Layout region entries
--------

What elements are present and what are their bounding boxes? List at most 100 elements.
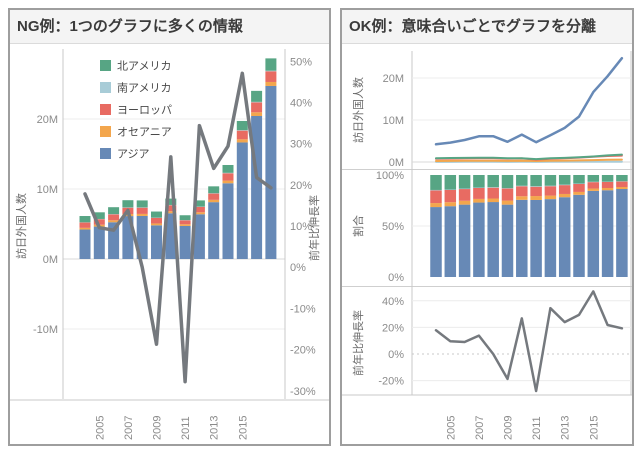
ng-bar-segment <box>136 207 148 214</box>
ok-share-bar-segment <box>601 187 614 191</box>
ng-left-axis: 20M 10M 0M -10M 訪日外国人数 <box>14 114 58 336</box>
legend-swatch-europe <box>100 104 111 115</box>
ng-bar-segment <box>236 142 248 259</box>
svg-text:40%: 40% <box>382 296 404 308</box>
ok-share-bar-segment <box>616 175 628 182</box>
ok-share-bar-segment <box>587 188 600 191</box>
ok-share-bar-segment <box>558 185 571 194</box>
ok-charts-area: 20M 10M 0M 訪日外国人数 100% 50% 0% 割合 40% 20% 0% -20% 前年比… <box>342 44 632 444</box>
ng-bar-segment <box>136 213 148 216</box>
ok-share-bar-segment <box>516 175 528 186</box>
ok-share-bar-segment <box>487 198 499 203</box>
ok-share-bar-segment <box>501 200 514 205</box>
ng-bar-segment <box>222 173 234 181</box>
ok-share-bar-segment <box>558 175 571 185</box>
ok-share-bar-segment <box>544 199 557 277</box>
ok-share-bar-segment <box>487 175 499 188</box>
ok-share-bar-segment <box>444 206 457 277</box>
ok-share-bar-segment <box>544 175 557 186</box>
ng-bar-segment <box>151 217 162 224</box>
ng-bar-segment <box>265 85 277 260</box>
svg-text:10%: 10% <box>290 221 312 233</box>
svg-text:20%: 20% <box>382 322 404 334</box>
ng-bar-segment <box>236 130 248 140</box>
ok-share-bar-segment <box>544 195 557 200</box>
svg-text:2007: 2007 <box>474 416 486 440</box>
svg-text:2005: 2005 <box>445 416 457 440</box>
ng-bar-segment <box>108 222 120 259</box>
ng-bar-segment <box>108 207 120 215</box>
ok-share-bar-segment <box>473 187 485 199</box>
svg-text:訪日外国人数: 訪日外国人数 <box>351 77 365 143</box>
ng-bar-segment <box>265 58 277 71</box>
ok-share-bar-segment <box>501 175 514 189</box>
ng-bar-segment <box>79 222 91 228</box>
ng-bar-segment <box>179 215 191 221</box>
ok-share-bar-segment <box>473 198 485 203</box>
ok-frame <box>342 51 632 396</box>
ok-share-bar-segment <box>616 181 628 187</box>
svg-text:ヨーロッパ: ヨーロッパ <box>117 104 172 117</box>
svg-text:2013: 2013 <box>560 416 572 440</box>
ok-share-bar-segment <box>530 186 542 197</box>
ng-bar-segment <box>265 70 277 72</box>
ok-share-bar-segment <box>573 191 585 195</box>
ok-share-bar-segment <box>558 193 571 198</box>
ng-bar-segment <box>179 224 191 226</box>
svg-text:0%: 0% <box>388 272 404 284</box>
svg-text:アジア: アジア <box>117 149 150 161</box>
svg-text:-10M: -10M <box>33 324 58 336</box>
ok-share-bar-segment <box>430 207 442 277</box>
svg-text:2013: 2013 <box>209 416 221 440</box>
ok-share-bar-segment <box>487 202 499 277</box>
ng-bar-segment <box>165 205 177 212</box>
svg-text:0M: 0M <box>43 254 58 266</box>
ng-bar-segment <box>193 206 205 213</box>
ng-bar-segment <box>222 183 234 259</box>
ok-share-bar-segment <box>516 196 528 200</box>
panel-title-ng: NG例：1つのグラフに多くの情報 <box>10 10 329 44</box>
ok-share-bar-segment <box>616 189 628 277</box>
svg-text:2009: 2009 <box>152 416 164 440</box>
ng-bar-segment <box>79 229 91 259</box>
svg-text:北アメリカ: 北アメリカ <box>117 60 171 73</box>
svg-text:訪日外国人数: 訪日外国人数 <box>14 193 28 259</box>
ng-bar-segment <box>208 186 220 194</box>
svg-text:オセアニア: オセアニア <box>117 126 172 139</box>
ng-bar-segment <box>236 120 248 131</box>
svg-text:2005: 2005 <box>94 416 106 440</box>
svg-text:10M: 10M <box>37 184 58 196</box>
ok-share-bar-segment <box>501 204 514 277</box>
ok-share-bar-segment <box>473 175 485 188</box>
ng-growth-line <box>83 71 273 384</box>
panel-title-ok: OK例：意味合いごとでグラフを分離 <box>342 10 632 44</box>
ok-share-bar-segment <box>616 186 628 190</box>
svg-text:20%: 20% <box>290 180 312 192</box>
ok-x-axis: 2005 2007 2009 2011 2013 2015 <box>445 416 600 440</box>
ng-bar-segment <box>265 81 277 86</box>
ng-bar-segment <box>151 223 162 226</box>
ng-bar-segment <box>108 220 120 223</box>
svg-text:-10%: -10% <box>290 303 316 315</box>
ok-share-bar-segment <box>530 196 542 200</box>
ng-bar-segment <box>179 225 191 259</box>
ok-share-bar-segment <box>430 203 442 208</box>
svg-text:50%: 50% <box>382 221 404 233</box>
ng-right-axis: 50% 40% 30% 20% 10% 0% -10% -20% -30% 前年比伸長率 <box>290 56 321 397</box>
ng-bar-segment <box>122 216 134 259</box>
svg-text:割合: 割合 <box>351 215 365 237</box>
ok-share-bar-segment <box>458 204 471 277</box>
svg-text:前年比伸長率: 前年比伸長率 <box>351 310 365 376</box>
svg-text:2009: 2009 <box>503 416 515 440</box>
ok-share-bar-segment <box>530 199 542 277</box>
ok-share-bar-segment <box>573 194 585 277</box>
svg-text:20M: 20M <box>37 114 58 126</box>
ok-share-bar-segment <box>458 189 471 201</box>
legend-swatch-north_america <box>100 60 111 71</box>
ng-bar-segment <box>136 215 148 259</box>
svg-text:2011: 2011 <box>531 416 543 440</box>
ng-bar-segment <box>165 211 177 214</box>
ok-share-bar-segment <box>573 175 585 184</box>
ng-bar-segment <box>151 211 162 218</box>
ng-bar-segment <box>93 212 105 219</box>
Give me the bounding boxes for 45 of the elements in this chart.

--------

-- Goal of the exercise --
Extract every line of the entries above verbatim, leaving out the pictures.

-- Response to this exercise --
What elements are present and what are their bounding boxes? List at most 100 elements.
ng-bar-segment <box>136 207 148 214</box>
ok-share-bar-segment <box>601 187 614 191</box>
ng-left-axis: 20M 10M 0M -10M 訪日外国人数 <box>14 114 58 336</box>
legend-swatch-europe <box>100 104 111 115</box>
ng-bar-segment <box>236 142 248 259</box>
svg-text:40%: 40% <box>382 296 404 308</box>
ok-share-bar-segment <box>616 175 628 182</box>
ok-share-bar-segment <box>587 188 600 191</box>
ok-share-bar-segment <box>558 185 571 194</box>
ok-charts-area: 20M 10M 0M 訪日外国人数 100% 50% 0% 割合 40% 20% 0% -20% 前年比… <box>342 44 632 444</box>
ng-bar-segment <box>136 213 148 216</box>
ok-share-bar-segment <box>516 175 528 186</box>
ok-share-bar-segment <box>487 198 499 203</box>
ok-share-bar-segment <box>501 200 514 205</box>
ng-bar-segment <box>222 173 234 181</box>
ok-share-bar-segment <box>558 175 571 185</box>
ok-share-bar-segment <box>544 199 557 277</box>
ok-share-bar-segment <box>487 175 499 188</box>
ok-share-bar-segment <box>444 206 457 277</box>
ok-share-bar-segment <box>544 175 557 186</box>
ng-bar-segment <box>151 217 162 224</box>
ng-bar-segment <box>265 85 277 260</box>
svg-text:10%: 10% <box>290 221 312 233</box>
svg-text:20%: 20% <box>382 322 404 334</box>
ng-bar-segment <box>236 130 248 140</box>
ok-share-bar-segment <box>544 195 557 200</box>
svg-text:2007: 2007 <box>474 416 486 440</box>
svg-text:2005: 2005 <box>445 416 457 440</box>
ng-bar-segment <box>108 222 120 259</box>
ng-bar-segment <box>108 207 120 215</box>
ok-share-bar-segment <box>473 187 485 199</box>
svg-text:訪日外国人数: 訪日外国人数 <box>351 77 365 143</box>
ng-bar-segment <box>265 58 277 71</box>
ok-share-bar-segment <box>501 175 514 189</box>
ng-bar-segment <box>79 222 91 228</box>
ng-bar-segment <box>179 215 191 221</box>
ok-share-bar-segment <box>473 198 485 203</box>
ok-frame <box>342 51 632 396</box>
ok-share-bar-segment <box>616 181 628 187</box>
svg-text:ヨーロッパ: ヨーロッパ <box>117 104 172 117</box>
svg-text:2013: 2013 <box>560 416 572 440</box>
ok-share-bar-segment <box>530 186 542 197</box>
ng-bar-segment <box>265 70 277 72</box>
ok-share-bar-segment <box>573 191 585 195</box>
ok-share-bar-segment <box>558 193 571 198</box>
ng-bar-segment <box>179 224 191 226</box>
svg-text:0%: 0% <box>388 272 404 284</box>
svg-text:アジア: アジア <box>117 149 150 161</box>
svg-text:-10M: -10M <box>33 324 58 336</box>
ok-share-bar-segment <box>430 207 442 277</box>
svg-text:2013: 2013 <box>209 416 221 440</box>
ok-share-bar-segment <box>487 202 499 277</box>
ng-bar-segment <box>165 205 177 212</box>
svg-text:0M: 0M <box>43 254 58 266</box>
ng-bar-segment <box>193 206 205 213</box>
ng-bar-segment <box>222 183 234 259</box>
ok-share-bar-segment <box>516 196 528 200</box>
panel-title-ng: NG例：1つのグラフに多くの情報 <box>10 10 329 44</box>
ok-share-bar-segment <box>616 189 628 277</box>
svg-text:2009: 2009 <box>152 416 164 440</box>
ng-bar-segment <box>79 229 91 259</box>
svg-text:北アメリカ: 北アメリカ <box>117 60 171 73</box>
svg-text:訪日外国人数: 訪日外国人数 <box>14 193 28 259</box>
ng-bar-segment <box>208 186 220 194</box>
svg-text:オセアニア: オセアニア <box>117 126 172 139</box>
ng-bar-segment <box>236 120 248 131</box>
svg-text:2005: 2005 <box>94 416 106 440</box>
svg-text:10M: 10M <box>37 184 58 196</box>
ok-share-bar-segment <box>501 204 514 277</box>
ok-share-bar-segment <box>473 175 485 188</box>
ng-growth-line <box>83 71 273 384</box>
panel-title-ok: OK例：意味合いごとでグラフを分離 <box>342 10 632 44</box>
ok-share-bar-segment <box>616 186 628 190</box>
svg-text:20%: 20% <box>290 180 312 192</box>
ok-x-axis: 2005 2007 2009 2011 2013 2015 <box>445 416 600 440</box>
ng-bar-segment <box>265 81 277 86</box>
ng-bar-segment <box>151 223 162 226</box>
ng-bar-segment <box>108 220 120 223</box>
svg-text:-10%: -10% <box>290 303 316 315</box>
ok-share-bar-segment <box>530 196 542 200</box>
ng-bar-segment <box>179 225 191 259</box>
ok-share-bar-segment <box>430 203 442 208</box>
svg-text:50%: 50% <box>382 221 404 233</box>
ng-right-axis: 50% 40% 30% 20% 10% 0% -10% -20% -30% 前年比伸長率 <box>290 56 321 397</box>
ng-bar-segment <box>122 216 134 259</box>
svg-text:割合: 割合 <box>351 215 365 237</box>
ok-share-bar-segment <box>458 204 471 277</box>
svg-text:前年比伸長率: 前年比伸長率 <box>351 310 365 376</box>
svg-text:2009: 2009 <box>503 416 515 440</box>
ok-share-bar-segment <box>530 199 542 277</box>
ok-share-bar-segment <box>573 194 585 277</box>
svg-text:20M: 20M <box>37 114 58 126</box>
ok-share-bar-segment <box>458 189 471 201</box>
legend-swatch-north_america <box>100 60 111 71</box>
ng-bar-segment <box>136 215 148 259</box>
svg-text:2011: 2011 <box>531 416 543 440</box>
ng-bar-segment <box>165 211 177 214</box>
ok-share-bar-segment <box>573 175 585 184</box>
ng-bar-segment <box>151 211 162 218</box>
ng-bar-segment <box>93 212 105 219</box>
Give me the bounding boxes for 45 of the elements in this chart.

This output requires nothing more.